• [Do this]: Only a number is wanted: how many lines in these records contain the word "bottle"?

• [Supplied entries]:

....

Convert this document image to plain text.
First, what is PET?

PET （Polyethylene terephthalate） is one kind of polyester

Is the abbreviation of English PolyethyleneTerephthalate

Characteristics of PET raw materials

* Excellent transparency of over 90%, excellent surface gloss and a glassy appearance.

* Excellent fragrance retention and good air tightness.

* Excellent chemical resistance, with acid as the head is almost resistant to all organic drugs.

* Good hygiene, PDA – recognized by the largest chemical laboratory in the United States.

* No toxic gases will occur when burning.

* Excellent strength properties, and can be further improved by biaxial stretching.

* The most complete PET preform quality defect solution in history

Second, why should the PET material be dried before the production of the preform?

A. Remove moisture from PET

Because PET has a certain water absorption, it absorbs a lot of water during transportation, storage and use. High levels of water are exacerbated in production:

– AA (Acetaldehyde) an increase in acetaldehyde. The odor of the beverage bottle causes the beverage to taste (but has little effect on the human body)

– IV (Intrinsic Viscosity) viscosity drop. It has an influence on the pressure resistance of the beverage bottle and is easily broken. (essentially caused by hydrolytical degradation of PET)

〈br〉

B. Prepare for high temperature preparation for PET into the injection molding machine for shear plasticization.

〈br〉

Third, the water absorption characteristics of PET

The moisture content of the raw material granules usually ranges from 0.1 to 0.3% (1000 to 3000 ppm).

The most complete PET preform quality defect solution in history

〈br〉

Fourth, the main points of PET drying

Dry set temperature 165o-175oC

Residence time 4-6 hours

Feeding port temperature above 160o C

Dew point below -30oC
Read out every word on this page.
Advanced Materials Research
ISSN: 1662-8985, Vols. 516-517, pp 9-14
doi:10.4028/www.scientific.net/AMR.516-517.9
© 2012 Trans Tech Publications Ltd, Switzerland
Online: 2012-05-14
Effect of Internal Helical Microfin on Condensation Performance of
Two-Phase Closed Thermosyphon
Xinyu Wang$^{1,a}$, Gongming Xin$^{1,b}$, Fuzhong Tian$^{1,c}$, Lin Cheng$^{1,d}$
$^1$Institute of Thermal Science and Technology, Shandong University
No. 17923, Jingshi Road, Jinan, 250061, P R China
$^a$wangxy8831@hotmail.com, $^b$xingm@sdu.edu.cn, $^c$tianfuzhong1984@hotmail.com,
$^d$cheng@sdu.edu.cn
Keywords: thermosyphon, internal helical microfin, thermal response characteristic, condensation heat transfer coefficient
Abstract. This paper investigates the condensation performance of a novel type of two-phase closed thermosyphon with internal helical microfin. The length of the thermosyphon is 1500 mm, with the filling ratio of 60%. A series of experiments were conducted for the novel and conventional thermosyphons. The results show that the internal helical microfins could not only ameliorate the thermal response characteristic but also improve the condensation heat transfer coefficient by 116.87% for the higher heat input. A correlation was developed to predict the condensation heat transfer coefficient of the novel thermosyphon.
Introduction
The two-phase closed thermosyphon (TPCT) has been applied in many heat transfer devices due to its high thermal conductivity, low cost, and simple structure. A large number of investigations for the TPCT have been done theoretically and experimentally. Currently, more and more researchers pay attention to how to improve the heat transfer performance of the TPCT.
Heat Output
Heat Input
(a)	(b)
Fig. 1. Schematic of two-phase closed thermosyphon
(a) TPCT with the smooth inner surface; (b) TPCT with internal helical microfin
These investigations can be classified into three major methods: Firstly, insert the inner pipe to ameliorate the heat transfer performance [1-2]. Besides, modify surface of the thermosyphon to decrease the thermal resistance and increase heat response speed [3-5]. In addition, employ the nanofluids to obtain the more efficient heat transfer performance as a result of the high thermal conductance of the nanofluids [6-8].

....

• [Result below]: 2